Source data
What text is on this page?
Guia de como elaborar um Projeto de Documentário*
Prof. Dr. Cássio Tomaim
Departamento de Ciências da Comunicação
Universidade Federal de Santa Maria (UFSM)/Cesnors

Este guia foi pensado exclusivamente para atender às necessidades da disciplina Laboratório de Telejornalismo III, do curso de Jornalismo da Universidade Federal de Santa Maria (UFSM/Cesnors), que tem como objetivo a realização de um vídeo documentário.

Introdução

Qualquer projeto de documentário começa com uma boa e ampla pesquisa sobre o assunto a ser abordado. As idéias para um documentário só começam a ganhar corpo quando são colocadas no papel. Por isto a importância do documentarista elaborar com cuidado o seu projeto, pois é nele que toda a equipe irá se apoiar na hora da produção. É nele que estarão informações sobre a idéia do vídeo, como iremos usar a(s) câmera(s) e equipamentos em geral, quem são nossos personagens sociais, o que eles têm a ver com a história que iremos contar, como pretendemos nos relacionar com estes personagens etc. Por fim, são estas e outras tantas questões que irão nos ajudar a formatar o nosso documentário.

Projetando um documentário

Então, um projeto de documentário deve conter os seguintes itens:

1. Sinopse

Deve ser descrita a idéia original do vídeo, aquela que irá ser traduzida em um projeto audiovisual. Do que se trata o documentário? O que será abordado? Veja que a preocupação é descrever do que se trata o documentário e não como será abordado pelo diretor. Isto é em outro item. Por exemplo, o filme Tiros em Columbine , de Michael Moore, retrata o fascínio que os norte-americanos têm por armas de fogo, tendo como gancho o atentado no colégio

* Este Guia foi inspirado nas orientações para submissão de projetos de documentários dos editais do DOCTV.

__EXERCISE BRIEF__
Output the listing above without altering a single character.

__CORRECT OUTPUT__
What text is on this page?
Guia de como elaborar um Projeto de Documentário*
Prof. Dr. Cássio Tomaim
Departamento de Ciências da Comunicação
Universidade Federal de Santa Maria (UFSM)/Cesnors

Este guia foi pensado exclusivamente para atender às necessidades da disciplina Laboratório de Telejornalismo III, do curso de Jornalismo da Universidade Federal de Santa Maria (UFSM/Cesnors), que tem como objetivo a realização de um vídeo documentário.

Introdução

Qualquer projeto de documentário começa com uma boa e ampla pesquisa sobre o assunto a ser abordado. As idéias para um documentário só começam a ganhar corpo quando são colocadas no papel. Por isto a importância do documentarista elaborar com cuidado o seu projeto, pois é nele que toda a equipe irá se apoiar na hora da produção. É nele que estarão informações sobre a idéia do vídeo, como iremos usar a(s) câmera(s) e equipamentos em geral, quem são nossos personagens sociais, o que eles têm a ver com a história que iremos contar, como pretendemos nos relacionar com estes personagens etc. Por fim, são estas e outras tantas questões que irão nos ajudar a formatar o nosso documentário.

Projetando um documentário

Então, um projeto de documentário deve conter os seguintes itens:

1. Sinopse

Deve ser descrita a idéia original do vídeo, aquela que irá ser traduzida em um projeto audiovisual. Do que se trata o documentário? O que será abordado? Veja que a preocupação é descrever do que se trata o documentário e não como será abordado pelo diretor. Isto é em outro item. Por exemplo, o filme Tiros em Columbine , de Michael Moore, retrata o fascínio que os norte-americanos têm por armas de fogo, tendo como gancho o atentado no colégio

* Este Guia foi inspirado nas orientações para submissão de projetos de documentários dos editais do DOCTV.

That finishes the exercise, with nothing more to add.